■ **Task brief**: Scan the lines below for the string "found" and copy every one that has it.

[Extracted material — start]

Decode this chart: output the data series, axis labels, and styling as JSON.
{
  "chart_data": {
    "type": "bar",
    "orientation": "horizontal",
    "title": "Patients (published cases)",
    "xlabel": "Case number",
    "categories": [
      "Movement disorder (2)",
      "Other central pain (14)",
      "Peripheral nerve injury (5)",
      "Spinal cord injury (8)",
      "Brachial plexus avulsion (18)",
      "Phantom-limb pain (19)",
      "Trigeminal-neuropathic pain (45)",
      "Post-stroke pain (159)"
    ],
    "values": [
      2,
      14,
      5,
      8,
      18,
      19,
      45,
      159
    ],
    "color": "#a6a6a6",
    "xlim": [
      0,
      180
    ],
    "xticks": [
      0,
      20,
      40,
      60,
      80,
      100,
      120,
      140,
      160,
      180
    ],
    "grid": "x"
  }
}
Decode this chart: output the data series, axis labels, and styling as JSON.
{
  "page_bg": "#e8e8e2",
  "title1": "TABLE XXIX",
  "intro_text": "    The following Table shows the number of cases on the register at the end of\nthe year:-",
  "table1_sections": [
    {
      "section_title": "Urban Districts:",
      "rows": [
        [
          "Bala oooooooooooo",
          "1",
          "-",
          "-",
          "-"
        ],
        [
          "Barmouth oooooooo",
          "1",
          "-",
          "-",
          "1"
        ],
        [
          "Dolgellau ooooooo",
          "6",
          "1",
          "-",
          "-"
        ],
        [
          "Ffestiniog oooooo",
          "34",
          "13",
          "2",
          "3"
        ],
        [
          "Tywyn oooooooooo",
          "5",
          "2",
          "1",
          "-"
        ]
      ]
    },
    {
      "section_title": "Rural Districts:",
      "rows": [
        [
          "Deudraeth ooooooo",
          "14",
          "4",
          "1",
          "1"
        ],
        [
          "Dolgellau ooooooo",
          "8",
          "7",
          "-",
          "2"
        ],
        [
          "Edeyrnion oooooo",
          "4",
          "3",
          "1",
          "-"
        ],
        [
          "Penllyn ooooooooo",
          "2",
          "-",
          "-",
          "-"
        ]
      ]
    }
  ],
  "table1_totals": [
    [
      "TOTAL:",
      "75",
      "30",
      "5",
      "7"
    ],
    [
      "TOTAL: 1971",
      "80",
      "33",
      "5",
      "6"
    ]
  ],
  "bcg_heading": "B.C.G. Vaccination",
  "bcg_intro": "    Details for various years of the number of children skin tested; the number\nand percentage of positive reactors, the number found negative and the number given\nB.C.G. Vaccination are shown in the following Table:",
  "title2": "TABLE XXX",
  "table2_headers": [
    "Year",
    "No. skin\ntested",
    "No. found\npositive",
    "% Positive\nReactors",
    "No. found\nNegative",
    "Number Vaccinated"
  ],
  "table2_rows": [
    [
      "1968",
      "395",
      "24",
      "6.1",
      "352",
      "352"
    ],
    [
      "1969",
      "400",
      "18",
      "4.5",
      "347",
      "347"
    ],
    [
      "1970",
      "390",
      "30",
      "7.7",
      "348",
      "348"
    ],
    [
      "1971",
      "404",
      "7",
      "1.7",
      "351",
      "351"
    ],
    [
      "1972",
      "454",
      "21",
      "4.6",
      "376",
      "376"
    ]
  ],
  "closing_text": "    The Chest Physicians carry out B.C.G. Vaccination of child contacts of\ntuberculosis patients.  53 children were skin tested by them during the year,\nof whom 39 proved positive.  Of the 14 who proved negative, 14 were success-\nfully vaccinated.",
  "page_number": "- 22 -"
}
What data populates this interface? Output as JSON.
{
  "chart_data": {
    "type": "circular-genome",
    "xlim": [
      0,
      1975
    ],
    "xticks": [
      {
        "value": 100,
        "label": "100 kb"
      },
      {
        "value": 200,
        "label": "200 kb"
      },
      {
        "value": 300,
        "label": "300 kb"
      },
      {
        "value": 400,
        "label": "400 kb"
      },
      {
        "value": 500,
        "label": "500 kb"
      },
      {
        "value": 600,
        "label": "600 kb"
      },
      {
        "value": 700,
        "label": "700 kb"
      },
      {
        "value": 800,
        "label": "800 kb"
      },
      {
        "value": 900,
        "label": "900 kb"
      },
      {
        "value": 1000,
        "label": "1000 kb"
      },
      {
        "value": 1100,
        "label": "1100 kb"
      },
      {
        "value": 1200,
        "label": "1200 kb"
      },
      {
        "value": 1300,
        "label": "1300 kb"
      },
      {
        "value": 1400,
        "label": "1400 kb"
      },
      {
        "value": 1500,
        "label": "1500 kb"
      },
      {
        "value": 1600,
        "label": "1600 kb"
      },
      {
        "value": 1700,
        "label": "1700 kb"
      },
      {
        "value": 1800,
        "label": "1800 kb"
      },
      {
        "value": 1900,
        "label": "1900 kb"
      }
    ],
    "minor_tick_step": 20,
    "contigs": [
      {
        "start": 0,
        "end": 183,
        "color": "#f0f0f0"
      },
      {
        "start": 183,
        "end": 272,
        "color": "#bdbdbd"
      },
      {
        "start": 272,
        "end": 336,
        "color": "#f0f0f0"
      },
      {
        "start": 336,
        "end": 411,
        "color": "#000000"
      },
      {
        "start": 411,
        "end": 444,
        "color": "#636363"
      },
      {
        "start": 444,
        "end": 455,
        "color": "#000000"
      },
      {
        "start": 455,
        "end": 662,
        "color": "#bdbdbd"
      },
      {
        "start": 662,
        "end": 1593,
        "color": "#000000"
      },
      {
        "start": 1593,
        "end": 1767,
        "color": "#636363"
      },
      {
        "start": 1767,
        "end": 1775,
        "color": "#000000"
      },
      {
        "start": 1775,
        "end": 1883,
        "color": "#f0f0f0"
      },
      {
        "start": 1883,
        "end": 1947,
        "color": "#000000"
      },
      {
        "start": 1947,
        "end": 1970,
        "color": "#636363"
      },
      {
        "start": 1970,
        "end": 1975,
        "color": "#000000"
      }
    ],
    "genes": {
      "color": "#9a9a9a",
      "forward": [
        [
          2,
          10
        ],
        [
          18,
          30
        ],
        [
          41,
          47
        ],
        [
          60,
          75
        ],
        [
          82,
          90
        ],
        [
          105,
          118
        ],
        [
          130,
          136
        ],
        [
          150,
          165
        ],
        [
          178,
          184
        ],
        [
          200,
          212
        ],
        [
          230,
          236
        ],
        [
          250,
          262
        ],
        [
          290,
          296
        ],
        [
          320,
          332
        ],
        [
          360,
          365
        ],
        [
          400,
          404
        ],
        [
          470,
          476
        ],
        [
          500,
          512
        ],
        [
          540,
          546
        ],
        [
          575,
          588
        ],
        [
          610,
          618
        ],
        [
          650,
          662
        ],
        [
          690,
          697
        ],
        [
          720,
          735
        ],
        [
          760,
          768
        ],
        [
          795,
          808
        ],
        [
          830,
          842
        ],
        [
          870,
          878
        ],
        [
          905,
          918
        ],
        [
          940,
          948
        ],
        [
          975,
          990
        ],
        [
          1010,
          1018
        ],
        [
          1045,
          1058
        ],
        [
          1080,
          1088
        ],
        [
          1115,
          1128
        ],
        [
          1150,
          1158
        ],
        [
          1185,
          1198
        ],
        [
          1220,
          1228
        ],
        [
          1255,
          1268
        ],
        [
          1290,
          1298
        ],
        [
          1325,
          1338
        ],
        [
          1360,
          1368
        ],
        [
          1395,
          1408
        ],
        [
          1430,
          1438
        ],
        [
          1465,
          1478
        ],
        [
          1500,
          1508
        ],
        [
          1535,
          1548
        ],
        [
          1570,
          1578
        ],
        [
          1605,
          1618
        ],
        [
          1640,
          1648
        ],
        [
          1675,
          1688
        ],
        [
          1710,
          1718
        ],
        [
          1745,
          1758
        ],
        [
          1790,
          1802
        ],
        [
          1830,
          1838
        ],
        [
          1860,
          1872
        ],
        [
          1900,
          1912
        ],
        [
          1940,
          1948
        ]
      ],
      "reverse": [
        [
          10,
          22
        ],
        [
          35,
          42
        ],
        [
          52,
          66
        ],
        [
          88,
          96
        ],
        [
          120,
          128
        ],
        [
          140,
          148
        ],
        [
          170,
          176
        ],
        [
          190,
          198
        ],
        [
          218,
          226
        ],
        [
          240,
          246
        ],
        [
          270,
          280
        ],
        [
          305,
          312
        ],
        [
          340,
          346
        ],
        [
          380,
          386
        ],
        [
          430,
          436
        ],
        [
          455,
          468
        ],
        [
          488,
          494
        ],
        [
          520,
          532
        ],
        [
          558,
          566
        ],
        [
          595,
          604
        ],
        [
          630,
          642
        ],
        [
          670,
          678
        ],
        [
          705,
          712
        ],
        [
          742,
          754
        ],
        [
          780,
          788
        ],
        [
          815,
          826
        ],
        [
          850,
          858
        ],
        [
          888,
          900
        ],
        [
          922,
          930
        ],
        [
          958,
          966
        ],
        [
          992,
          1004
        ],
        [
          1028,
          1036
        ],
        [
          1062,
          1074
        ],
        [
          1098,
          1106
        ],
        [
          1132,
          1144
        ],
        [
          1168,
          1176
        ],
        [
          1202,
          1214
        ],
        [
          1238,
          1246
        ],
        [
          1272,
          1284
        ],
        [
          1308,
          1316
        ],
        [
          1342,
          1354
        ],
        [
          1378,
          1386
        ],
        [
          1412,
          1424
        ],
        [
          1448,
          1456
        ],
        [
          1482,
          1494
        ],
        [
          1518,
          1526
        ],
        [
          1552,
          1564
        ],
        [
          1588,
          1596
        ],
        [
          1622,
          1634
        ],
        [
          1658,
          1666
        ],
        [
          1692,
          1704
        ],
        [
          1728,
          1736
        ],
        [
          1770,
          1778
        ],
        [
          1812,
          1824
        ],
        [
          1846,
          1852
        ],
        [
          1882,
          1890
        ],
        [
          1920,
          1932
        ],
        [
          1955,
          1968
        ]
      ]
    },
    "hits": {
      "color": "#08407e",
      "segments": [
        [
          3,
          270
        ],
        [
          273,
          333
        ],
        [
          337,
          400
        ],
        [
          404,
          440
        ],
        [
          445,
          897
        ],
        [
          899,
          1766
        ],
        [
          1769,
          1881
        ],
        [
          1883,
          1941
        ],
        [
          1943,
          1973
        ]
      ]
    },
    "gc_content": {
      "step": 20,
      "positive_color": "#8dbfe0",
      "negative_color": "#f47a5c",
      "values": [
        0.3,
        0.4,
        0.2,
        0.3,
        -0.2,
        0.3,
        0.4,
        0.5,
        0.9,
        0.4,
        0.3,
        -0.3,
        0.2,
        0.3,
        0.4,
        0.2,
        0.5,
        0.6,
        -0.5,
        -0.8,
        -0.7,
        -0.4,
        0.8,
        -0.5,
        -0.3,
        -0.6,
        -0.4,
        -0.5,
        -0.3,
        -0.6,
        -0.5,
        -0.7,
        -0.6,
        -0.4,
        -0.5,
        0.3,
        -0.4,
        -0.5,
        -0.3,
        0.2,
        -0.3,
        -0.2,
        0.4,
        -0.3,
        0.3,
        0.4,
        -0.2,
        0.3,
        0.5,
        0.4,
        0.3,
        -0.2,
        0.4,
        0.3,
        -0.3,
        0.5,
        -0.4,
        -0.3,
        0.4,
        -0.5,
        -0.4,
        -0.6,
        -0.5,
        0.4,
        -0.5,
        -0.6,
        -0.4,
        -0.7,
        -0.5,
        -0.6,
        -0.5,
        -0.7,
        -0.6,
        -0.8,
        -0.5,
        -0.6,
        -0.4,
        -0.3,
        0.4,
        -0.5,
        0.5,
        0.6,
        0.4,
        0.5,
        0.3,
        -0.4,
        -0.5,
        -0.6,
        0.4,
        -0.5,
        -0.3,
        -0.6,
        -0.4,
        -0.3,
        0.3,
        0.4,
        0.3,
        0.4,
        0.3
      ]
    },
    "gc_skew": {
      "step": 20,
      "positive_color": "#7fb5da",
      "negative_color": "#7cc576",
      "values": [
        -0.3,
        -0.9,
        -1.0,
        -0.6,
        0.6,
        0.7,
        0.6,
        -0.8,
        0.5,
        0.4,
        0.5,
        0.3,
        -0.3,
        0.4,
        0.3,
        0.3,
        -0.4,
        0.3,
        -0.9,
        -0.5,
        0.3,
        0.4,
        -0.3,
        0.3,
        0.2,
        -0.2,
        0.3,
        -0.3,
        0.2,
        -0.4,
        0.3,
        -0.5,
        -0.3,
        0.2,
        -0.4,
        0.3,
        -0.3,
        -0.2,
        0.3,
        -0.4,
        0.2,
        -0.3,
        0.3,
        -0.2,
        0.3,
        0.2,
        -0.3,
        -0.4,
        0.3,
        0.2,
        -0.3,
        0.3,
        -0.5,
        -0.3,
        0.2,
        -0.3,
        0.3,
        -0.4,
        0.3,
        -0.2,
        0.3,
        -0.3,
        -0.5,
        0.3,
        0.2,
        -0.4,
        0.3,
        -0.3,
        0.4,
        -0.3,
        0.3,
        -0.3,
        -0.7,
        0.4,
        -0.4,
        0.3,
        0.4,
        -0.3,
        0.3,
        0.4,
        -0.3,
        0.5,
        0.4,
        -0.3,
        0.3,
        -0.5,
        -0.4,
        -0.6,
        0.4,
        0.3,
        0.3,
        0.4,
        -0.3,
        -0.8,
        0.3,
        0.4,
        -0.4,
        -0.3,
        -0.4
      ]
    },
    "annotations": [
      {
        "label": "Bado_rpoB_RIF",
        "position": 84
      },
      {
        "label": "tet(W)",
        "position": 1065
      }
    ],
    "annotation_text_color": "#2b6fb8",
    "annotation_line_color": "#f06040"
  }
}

[Extracted material — finish]

■ **Solution for this problem**:
  "bcg_intro": "    Details for various years of the number of children skin tested; the number\nand percentage of positive reactors, the number found negative and the number given\nB.C.G. Vaccination are shown in the following Table:",
    "No. found\npositive",
    "No. found\nNegative",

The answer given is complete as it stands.